## TASK DESCRIPTION:
Report every line in the listing below where the string "Index" shows up.

## DATA ENTRIES:
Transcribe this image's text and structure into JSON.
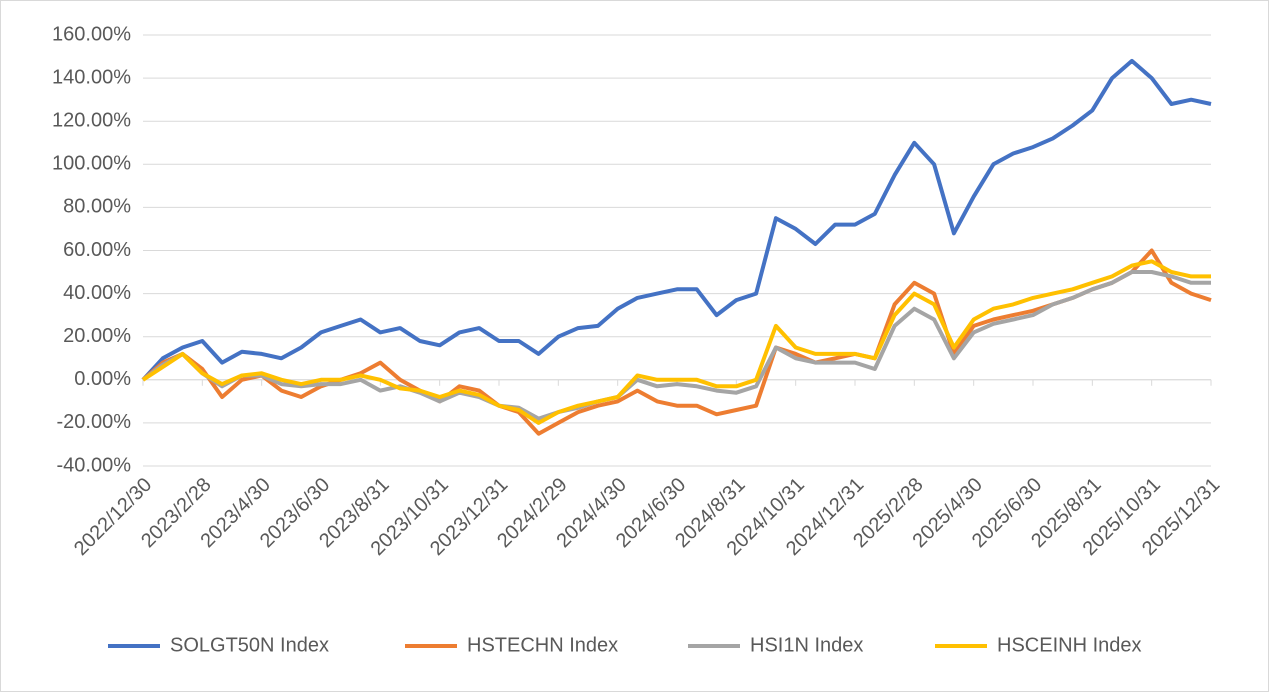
{
  "chart_data": {
    "type": "line",
    "categories": [
      "2022/12/30",
      null,
      null,
      "2023/2/28",
      null,
      null,
      "2023/4/30",
      null,
      null,
      "2023/6/30",
      null,
      null,
      "2023/8/31",
      null,
      null,
      "2023/10/31",
      null,
      null,
      "2023/12/31",
      null,
      null,
      "2024/2/29",
      null,
      null,
      "2024/4/30",
      null,
      null,
      "2024/6/30",
      null,
      null,
      "2024/8/31",
      null,
      null,
      "2024/10/31",
      null,
      null,
      "2024/12/31",
      null,
      null,
      "2025/2/28",
      null,
      null,
      "2025/4/30",
      null,
      null,
      "2025/6/30",
      null,
      null,
      "2025/8/31",
      null,
      null,
      "2025/10/31",
      null,
      null,
      "2025/12/31"
    ],
    "series": [
      {
        "name": "SOLGT50N Index",
        "color": "#4472c4",
        "values": [
          0,
          10,
          15,
          18,
          8,
          13,
          12,
          10,
          15,
          22,
          25,
          28,
          22,
          24,
          18,
          16,
          22,
          24,
          18,
          18,
          12,
          20,
          24,
          25,
          33,
          38,
          40,
          42,
          42,
          30,
          37,
          40,
          75,
          70,
          63,
          72,
          72,
          77,
          95,
          110,
          100,
          68,
          85,
          100,
          105,
          108,
          112,
          118,
          125,
          140,
          148,
          140,
          128,
          130,
          128
        ]
      },
      {
        "name": "HSTECHN Index",
        "color": "#ed7d31",
        "values": [
          0,
          8,
          12,
          5,
          -8,
          0,
          2,
          -5,
          -8,
          -3,
          0,
          3,
          8,
          0,
          -5,
          -10,
          -3,
          -5,
          -12,
          -15,
          -25,
          -20,
          -15,
          -12,
          -10,
          -5,
          -10,
          -12,
          -12,
          -16,
          -14,
          -12,
          15,
          12,
          8,
          10,
          12,
          10,
          35,
          45,
          40,
          12,
          25,
          28,
          30,
          32,
          35,
          38,
          42,
          45,
          50,
          60,
          45,
          40,
          37
        ]
      },
      {
        "name": "HSI1N Index",
        "color": "#a5a5a5",
        "values": [
          0,
          7,
          12,
          3,
          -3,
          2,
          2,
          -2,
          -3,
          -2,
          -2,
          0,
          -5,
          -3,
          -6,
          -10,
          -6,
          -8,
          -12,
          -13,
          -18,
          -15,
          -13,
          -10,
          -8,
          0,
          -3,
          -2,
          -3,
          -5,
          -6,
          -3,
          15,
          10,
          8,
          8,
          8,
          5,
          25,
          33,
          28,
          10,
          22,
          26,
          28,
          30,
          35,
          38,
          42,
          45,
          50,
          50,
          48,
          45,
          45
        ]
      },
      {
        "name": "HSCEINH Index",
        "color": "#ffc000",
        "values": [
          0,
          6,
          12,
          3,
          -2,
          2,
          3,
          0,
          -2,
          0,
          0,
          2,
          0,
          -4,
          -5,
          -8,
          -5,
          -7,
          -12,
          -14,
          -20,
          -15,
          -12,
          -10,
          -8,
          2,
          0,
          0,
          0,
          -3,
          -3,
          0,
          25,
          15,
          12,
          12,
          12,
          10,
          30,
          40,
          35,
          15,
          28,
          33,
          35,
          38,
          40,
          42,
          45,
          48,
          53,
          55,
          50,
          48,
          48
        ]
      }
    ],
    "ylim": [
      -40,
      160
    ],
    "yticks": [
      {
        "value": -40,
        "label": "-40.00%"
      },
      {
        "value": -20,
        "label": "-20.00%"
      },
      {
        "value": 0,
        "label": "0.00%"
      },
      {
        "value": 20,
        "label": "20.00%"
      },
      {
        "value": 40,
        "label": "40.00%"
      },
      {
        "value": 60,
        "label": "60.00%"
      },
      {
        "value": 80,
        "label": "80.00%"
      },
      {
        "value": 100,
        "label": "100.00%"
      },
      {
        "value": 120,
        "label": "120.00%"
      },
      {
        "value": 140,
        "label": "140.00%"
      },
      {
        "value": 160,
        "label": "160.00%"
      }
    ],
    "grid": true,
    "legend": "bottom"
  }
}
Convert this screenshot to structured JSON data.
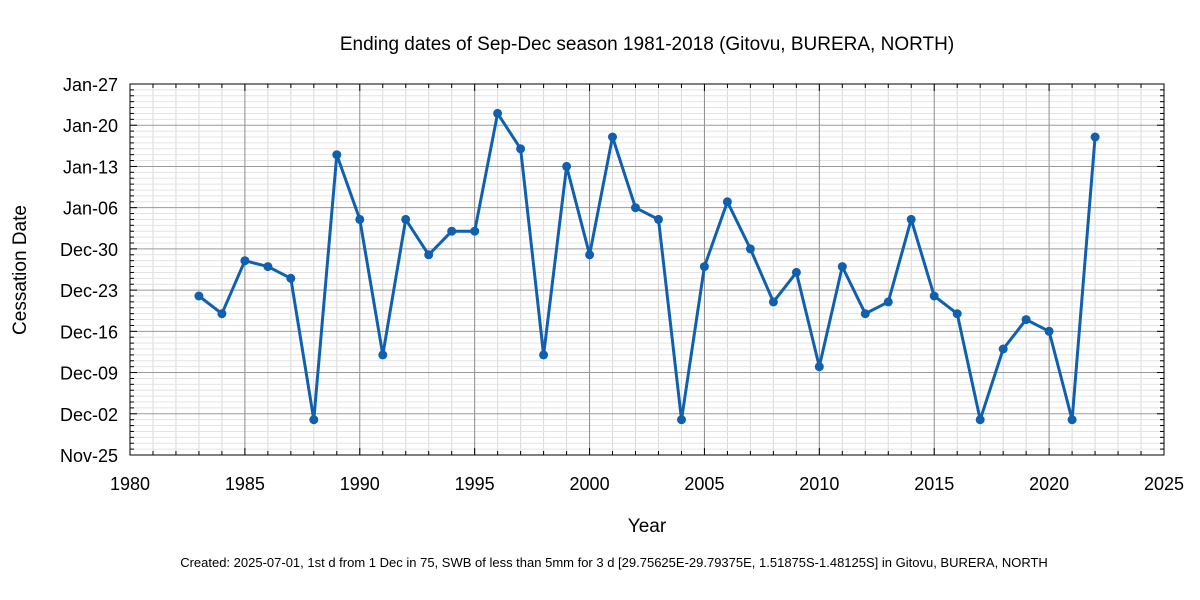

## FULL ANSWER:
        "name": "SOLGT50N Index",
        "name": "HSTECHN Index",
        "name": "HSI1N Index",
        "name": "HSCEINH Index",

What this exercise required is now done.